Data entries:
==================================================

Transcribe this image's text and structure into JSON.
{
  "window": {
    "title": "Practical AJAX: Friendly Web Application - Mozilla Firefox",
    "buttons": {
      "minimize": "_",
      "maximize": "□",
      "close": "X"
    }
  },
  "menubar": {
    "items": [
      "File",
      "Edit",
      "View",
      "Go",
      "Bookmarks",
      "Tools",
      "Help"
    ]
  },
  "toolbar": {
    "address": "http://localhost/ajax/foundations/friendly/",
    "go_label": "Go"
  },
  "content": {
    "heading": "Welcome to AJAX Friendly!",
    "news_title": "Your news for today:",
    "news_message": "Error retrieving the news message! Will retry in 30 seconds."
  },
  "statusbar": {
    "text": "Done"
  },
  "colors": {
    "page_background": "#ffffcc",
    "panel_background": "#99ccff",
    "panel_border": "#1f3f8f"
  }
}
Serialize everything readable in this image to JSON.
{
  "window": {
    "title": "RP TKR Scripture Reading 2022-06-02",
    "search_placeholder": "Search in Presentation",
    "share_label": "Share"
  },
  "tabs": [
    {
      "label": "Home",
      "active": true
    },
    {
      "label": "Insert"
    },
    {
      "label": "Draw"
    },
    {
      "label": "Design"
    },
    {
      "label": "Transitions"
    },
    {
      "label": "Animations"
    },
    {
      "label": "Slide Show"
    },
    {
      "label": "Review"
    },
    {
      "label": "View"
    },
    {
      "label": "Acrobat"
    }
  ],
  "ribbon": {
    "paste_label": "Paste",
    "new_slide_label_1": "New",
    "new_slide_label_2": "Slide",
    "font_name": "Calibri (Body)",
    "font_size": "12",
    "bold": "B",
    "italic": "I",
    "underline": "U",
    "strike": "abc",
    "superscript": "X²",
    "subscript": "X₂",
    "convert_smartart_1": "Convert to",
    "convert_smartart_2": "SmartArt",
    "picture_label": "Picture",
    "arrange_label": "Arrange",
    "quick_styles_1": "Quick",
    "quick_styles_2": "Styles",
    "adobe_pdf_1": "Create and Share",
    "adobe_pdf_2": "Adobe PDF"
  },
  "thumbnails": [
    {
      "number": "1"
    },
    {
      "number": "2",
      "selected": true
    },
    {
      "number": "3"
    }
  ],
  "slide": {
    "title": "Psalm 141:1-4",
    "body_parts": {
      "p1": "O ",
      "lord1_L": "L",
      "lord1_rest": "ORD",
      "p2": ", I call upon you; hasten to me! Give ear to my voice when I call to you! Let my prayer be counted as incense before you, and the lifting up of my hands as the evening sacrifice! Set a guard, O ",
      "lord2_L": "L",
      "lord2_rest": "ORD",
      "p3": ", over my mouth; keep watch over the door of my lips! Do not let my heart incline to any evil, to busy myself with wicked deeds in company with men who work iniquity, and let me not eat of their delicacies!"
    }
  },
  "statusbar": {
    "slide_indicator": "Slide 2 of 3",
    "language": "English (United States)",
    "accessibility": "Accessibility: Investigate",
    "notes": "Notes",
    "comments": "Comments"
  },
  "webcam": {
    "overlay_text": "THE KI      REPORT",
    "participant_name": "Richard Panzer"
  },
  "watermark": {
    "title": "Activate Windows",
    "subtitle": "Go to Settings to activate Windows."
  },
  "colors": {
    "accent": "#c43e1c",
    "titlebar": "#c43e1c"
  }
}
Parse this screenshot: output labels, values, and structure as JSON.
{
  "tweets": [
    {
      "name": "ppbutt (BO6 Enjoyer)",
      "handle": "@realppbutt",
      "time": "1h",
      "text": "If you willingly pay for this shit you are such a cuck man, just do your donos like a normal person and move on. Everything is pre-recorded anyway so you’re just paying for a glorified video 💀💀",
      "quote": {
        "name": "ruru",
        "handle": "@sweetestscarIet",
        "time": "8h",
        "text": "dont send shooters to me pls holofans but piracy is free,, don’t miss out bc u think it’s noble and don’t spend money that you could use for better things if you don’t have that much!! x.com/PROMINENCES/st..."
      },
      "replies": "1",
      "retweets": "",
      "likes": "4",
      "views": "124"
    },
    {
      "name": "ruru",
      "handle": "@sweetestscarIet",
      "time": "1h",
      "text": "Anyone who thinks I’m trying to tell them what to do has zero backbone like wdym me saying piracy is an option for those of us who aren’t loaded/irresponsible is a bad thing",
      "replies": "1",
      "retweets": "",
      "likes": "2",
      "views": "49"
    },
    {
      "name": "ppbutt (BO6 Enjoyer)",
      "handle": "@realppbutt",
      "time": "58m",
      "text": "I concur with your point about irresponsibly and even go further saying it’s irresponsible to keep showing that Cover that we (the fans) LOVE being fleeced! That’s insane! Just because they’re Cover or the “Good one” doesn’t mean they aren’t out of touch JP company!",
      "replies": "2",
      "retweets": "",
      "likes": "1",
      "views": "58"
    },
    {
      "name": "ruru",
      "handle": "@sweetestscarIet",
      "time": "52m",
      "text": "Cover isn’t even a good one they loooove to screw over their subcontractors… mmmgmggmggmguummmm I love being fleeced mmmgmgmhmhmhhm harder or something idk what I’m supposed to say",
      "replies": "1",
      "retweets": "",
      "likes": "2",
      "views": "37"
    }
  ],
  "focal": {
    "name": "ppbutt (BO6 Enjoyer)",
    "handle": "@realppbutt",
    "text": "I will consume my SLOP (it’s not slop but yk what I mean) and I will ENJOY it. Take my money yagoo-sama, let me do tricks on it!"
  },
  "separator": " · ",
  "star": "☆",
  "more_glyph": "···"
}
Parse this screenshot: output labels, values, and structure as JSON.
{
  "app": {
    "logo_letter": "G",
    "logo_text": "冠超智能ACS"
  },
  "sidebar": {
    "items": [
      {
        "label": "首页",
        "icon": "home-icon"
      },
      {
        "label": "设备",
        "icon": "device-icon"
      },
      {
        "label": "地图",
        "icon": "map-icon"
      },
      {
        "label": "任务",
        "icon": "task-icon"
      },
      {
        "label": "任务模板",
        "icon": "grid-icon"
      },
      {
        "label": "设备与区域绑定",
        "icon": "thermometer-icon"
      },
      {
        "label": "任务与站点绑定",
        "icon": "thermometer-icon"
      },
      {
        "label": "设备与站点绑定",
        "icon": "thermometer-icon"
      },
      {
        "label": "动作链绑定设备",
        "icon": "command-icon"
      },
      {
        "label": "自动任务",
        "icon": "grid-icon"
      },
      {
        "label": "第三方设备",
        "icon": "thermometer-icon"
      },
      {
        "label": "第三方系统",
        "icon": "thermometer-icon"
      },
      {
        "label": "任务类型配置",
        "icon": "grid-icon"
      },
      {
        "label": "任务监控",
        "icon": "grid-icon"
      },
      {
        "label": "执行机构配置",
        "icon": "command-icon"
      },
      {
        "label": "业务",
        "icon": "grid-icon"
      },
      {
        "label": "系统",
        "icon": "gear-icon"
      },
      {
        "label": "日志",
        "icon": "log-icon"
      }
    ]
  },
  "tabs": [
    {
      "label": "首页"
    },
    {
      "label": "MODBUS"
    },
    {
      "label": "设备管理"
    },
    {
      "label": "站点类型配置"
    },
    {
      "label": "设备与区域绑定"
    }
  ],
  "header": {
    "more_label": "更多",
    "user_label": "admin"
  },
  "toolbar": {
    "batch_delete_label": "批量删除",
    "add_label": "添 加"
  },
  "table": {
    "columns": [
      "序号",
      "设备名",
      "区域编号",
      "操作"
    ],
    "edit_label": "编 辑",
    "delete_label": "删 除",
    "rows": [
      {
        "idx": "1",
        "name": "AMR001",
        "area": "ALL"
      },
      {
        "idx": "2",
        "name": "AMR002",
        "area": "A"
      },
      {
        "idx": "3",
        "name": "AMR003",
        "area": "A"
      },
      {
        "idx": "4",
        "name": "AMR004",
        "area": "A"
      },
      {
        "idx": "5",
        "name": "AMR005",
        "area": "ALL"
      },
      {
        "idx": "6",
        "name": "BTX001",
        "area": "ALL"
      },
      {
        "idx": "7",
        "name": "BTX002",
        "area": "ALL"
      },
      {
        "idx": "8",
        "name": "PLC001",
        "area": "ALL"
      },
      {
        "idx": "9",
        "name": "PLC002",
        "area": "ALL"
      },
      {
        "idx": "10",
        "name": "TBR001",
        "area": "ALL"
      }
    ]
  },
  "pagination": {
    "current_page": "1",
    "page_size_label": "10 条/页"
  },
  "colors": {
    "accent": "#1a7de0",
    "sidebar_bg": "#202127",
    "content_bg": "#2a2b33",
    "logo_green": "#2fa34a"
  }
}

==================================================

_YOUR INSTRUCTIONS_.
Copy out every line that includes the word "they".

_SOLUTION TO THIS EXERCISE_.
      "text": "I concur with your point about irresponsibly and even go further saying it’s irresponsible to keep showing that Cover that we (the fans) LOVE being fleeced! That’s insane! Just because they’re Cover or the “Good one” doesn’t mean they aren’t out of touch JP company!",
      "text": "Cover isn’t even a good one they loooove to screw over their subcontractors… mmmgmggmggmguummmm I love being fleeced mmmgmgmhmhmhhm harder or something idk what I’m supposed to say",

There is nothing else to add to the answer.